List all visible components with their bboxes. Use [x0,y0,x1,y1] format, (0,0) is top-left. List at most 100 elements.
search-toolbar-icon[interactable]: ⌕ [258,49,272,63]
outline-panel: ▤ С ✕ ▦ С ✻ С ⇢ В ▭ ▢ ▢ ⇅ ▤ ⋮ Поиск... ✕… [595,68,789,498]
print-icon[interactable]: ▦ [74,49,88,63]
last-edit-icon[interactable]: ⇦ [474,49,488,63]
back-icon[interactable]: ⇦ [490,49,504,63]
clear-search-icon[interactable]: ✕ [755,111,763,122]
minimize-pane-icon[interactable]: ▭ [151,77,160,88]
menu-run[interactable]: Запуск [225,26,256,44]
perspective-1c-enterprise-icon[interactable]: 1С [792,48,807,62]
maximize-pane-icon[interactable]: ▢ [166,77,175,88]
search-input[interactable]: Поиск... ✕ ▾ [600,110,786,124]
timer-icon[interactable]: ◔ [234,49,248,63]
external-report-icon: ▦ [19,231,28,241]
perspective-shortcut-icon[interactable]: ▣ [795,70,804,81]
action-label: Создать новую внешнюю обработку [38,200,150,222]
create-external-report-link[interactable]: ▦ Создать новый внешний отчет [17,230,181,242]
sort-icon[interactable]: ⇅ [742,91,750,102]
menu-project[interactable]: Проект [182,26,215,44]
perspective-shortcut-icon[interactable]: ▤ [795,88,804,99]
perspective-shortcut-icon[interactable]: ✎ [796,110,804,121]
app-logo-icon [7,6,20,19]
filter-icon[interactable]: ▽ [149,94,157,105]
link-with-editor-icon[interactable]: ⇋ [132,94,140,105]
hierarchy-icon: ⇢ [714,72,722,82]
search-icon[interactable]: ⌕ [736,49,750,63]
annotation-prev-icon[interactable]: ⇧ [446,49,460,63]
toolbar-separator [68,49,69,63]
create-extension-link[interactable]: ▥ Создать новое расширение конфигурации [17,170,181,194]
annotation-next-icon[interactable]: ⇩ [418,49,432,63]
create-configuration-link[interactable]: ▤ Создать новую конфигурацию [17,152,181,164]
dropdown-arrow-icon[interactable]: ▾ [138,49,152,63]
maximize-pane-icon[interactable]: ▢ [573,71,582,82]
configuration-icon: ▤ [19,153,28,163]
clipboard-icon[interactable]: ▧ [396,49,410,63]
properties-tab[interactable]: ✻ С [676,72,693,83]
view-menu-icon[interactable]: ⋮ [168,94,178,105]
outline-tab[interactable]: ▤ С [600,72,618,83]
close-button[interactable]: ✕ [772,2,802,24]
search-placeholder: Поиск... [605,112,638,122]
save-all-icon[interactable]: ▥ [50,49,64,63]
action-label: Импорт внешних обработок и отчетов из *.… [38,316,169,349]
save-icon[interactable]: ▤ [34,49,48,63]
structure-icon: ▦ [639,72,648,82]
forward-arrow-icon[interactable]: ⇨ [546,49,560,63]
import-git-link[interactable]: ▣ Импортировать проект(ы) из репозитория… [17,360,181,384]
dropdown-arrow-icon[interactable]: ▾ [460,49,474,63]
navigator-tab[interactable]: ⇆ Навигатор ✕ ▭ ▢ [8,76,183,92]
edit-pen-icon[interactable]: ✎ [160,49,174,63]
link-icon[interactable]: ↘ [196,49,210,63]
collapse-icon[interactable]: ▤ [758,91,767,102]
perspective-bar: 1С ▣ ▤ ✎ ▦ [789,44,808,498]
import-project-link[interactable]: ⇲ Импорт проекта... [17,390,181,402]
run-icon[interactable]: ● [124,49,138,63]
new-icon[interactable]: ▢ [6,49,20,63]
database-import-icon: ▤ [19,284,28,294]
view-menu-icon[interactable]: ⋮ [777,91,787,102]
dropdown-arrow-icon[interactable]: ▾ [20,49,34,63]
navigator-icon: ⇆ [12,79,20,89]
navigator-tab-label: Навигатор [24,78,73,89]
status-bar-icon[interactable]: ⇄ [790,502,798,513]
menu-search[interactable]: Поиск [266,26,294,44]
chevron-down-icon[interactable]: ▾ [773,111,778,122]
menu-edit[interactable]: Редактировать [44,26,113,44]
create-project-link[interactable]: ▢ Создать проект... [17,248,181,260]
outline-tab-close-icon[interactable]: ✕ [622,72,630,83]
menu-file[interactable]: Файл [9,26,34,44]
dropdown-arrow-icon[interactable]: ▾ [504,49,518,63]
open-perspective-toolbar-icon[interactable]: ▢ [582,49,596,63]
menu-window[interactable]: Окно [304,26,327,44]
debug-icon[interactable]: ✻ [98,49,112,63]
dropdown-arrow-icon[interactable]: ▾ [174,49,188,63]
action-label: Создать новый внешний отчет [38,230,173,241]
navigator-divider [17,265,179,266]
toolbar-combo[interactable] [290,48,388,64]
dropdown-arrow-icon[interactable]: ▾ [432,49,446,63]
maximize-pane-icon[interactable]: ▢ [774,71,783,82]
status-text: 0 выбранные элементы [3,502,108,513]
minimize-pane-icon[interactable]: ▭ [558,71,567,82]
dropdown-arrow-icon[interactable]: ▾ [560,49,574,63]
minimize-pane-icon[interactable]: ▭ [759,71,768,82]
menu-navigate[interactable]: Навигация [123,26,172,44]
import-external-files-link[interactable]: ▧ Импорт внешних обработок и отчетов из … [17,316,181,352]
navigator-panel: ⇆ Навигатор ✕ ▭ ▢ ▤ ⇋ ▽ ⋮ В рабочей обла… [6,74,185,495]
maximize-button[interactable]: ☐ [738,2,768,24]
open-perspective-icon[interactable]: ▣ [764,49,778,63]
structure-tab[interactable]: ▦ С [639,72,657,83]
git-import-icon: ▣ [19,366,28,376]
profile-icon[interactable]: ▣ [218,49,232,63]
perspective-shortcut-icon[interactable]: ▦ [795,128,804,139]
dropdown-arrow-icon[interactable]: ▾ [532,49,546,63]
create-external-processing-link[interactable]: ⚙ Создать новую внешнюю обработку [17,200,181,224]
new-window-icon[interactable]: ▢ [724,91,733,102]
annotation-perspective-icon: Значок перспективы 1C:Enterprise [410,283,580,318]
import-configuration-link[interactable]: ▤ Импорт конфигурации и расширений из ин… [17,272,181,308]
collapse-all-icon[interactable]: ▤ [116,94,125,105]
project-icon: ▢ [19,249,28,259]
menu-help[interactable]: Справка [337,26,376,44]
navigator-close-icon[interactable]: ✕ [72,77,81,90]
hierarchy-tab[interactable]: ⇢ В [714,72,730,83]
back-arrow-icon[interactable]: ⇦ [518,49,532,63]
::::::::
- **Prompt**:
Reproduce verbatim the portion of the records above that opens with their first line and closes with the line containing "external-report-icon: ▦ [19,231,28,241]", including both of those lines.

- **Solution to this task**:
List all visible components with their bboxes. Use [x0,y0,x1,y1] format, (0,0) is top-left. List at most 100 elements.
search-toolbar-icon[interactable]: ⌕ [258,49,272,63]
outline-panel: ▤ С ✕ ▦ С ✻ С ⇢ В ▭ ▢ ▢ ⇅ ▤ ⋮ Поиск... ✕… [595,68,789,498]
print-icon[interactable]: ▦ [74,49,88,63]
last-edit-icon[interactable]: ⇦ [474,49,488,63]
back-icon[interactable]: ⇦ [490,49,504,63]
clear-search-icon[interactable]: ✕ [755,111,763,122]
minimize-pane-icon[interactable]: ▭ [151,77,160,88]
menu-run[interactable]: Запуск [225,26,256,44]
perspective-1c-enterprise-icon[interactable]: 1С [792,48,807,62]
maximize-pane-icon[interactable]: ▢ [166,77,175,88]
search-input[interactable]: Поиск... ✕ ▾ [600,110,786,124]
timer-icon[interactable]: ◔ [234,49,248,63]
external-report-icon: ▦ [19,231,28,241]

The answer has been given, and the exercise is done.